EXERCISE DESCRIPTION -
In the data below, locate each line with the word "xlabel" and list it.
━━━━━━━━
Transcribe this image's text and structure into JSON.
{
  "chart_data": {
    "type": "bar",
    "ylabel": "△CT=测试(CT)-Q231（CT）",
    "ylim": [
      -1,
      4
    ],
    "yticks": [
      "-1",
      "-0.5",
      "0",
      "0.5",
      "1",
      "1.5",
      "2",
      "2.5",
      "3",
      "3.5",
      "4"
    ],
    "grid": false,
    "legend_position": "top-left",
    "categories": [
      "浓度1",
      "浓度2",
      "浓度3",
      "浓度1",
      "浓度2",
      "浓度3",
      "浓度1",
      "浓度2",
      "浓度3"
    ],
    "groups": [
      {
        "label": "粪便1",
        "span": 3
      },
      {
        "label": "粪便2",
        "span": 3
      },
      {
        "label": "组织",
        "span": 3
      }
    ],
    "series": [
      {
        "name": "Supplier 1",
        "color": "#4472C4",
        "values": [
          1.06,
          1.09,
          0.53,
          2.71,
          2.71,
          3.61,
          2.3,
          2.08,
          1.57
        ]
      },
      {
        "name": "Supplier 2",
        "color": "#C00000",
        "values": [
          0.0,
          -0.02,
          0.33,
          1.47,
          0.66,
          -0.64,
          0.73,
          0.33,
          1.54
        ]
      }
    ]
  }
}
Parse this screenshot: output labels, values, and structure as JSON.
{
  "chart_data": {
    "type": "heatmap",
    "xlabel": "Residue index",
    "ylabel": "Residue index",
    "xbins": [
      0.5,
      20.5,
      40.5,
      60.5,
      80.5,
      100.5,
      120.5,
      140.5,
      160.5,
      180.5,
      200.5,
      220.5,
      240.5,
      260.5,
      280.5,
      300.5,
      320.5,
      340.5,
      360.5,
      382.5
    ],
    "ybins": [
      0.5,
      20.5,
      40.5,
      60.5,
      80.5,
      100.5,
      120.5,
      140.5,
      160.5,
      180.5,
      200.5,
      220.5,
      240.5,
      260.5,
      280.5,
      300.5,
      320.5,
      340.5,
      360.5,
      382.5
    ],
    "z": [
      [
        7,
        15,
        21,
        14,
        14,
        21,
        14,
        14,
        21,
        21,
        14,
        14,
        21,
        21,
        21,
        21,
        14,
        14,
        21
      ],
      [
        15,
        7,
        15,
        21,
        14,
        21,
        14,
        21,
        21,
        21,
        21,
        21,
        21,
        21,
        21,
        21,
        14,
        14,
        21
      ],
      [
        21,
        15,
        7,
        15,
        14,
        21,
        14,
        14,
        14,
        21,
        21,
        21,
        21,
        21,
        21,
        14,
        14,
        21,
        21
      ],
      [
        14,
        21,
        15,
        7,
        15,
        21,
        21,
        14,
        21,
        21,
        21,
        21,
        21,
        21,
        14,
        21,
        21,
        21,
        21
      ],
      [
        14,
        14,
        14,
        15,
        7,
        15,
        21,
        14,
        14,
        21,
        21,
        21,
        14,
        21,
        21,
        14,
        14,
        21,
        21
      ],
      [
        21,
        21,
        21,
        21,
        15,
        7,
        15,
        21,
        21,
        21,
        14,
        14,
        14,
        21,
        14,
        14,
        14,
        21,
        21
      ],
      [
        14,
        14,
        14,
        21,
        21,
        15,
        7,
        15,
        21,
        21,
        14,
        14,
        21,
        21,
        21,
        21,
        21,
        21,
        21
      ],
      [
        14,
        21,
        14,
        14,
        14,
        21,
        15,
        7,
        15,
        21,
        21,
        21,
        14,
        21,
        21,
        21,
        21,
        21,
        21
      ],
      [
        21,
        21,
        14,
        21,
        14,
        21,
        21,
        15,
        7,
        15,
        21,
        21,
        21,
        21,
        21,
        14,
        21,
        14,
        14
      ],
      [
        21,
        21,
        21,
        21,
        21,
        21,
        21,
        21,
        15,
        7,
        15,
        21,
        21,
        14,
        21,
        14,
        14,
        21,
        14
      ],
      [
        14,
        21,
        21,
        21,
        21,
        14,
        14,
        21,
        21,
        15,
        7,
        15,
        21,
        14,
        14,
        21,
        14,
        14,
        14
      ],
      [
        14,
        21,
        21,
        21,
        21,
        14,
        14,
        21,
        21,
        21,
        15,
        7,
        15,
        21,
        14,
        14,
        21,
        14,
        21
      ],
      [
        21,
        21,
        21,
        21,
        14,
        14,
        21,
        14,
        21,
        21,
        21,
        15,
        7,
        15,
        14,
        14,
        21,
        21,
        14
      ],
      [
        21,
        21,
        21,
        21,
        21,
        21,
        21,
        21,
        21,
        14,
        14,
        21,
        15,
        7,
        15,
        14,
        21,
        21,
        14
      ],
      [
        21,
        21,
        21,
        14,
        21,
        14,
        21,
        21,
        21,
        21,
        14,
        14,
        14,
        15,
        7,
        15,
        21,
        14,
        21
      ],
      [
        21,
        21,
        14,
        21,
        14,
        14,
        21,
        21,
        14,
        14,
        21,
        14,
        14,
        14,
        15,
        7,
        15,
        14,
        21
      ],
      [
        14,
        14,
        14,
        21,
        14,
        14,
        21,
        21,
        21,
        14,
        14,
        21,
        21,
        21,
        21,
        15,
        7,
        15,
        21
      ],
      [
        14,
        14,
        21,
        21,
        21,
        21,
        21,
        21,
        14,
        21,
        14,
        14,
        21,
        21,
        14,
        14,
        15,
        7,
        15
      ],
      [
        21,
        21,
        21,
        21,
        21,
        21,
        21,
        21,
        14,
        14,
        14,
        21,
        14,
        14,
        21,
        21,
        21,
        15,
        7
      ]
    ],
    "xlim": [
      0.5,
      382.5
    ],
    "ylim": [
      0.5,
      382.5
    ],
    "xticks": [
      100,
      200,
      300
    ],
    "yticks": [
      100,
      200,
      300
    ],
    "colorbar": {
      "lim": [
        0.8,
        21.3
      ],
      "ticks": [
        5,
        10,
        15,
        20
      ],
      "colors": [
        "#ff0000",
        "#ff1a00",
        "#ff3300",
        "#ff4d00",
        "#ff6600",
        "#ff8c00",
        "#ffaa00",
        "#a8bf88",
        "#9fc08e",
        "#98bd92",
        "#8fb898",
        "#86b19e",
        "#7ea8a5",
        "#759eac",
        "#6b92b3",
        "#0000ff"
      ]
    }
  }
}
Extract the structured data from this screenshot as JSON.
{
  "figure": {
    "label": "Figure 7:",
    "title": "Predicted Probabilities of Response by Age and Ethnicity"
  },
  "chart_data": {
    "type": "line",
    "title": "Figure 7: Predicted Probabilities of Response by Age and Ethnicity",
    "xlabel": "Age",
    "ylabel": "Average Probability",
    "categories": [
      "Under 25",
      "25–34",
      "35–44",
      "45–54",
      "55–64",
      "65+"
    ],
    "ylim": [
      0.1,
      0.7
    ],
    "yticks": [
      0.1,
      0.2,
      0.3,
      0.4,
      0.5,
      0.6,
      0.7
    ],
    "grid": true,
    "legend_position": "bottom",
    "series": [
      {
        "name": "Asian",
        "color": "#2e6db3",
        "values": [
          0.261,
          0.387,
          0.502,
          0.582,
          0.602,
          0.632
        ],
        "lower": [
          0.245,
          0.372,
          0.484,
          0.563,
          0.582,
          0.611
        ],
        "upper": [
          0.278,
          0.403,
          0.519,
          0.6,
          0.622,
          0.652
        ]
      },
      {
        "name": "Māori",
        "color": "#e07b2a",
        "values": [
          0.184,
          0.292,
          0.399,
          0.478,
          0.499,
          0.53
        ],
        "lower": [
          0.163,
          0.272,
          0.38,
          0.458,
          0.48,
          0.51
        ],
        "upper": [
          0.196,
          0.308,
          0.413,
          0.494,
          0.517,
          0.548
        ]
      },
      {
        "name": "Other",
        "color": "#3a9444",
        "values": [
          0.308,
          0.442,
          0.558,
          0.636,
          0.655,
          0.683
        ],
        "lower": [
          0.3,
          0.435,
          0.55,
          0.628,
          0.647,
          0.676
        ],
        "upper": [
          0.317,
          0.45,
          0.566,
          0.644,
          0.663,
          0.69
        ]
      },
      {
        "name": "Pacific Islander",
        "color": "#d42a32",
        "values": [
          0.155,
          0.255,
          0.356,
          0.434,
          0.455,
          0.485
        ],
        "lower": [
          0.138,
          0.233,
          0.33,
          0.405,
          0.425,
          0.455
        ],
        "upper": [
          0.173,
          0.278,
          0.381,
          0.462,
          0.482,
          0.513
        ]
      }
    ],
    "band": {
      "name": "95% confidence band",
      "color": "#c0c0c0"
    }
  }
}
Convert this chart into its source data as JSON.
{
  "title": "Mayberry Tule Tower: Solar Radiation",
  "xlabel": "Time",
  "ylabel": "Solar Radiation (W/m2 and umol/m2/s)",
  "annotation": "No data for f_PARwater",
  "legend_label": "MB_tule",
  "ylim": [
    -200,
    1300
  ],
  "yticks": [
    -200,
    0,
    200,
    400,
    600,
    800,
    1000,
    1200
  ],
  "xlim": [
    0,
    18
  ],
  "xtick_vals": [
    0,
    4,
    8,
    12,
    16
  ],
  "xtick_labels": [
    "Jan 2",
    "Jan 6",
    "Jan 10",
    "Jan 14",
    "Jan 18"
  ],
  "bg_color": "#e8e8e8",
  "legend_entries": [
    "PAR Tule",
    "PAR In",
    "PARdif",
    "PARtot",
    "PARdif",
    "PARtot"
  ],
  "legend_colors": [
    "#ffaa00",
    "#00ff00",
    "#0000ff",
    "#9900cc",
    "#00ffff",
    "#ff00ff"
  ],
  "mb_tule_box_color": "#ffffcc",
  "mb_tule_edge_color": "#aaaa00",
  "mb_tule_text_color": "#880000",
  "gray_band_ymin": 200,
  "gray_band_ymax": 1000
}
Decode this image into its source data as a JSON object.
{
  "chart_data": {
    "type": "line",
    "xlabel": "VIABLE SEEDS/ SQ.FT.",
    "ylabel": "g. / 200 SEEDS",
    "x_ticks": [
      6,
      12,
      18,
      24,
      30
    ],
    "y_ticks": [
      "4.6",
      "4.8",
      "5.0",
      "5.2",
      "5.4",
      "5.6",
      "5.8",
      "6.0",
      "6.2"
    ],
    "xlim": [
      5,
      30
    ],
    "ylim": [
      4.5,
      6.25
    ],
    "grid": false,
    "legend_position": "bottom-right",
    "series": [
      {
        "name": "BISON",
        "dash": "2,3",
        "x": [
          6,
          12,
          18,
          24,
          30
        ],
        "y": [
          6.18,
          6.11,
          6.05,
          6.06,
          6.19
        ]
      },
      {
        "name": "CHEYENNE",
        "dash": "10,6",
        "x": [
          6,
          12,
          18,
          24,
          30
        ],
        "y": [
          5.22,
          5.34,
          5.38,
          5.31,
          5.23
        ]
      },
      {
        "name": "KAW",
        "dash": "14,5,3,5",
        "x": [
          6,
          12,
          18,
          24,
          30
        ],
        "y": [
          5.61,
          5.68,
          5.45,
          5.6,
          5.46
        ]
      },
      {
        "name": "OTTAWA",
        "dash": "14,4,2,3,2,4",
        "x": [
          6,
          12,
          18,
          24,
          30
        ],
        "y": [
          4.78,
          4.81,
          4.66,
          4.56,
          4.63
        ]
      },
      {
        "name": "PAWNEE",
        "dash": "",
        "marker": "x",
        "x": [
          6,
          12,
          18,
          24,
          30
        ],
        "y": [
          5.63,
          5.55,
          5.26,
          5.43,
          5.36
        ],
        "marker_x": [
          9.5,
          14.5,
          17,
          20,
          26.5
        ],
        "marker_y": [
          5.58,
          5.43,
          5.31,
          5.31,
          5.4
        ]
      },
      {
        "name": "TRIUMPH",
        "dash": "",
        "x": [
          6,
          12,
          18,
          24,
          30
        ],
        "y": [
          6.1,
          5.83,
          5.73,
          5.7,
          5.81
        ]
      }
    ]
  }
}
━━━━━━━━
THE RESPONSE -
    "xlabel": "Residue index",
    "xlabel": "Age",
  "xlabel": "Time",
    "xlabel": "VIABLE SEEDS/ SQ.FT.",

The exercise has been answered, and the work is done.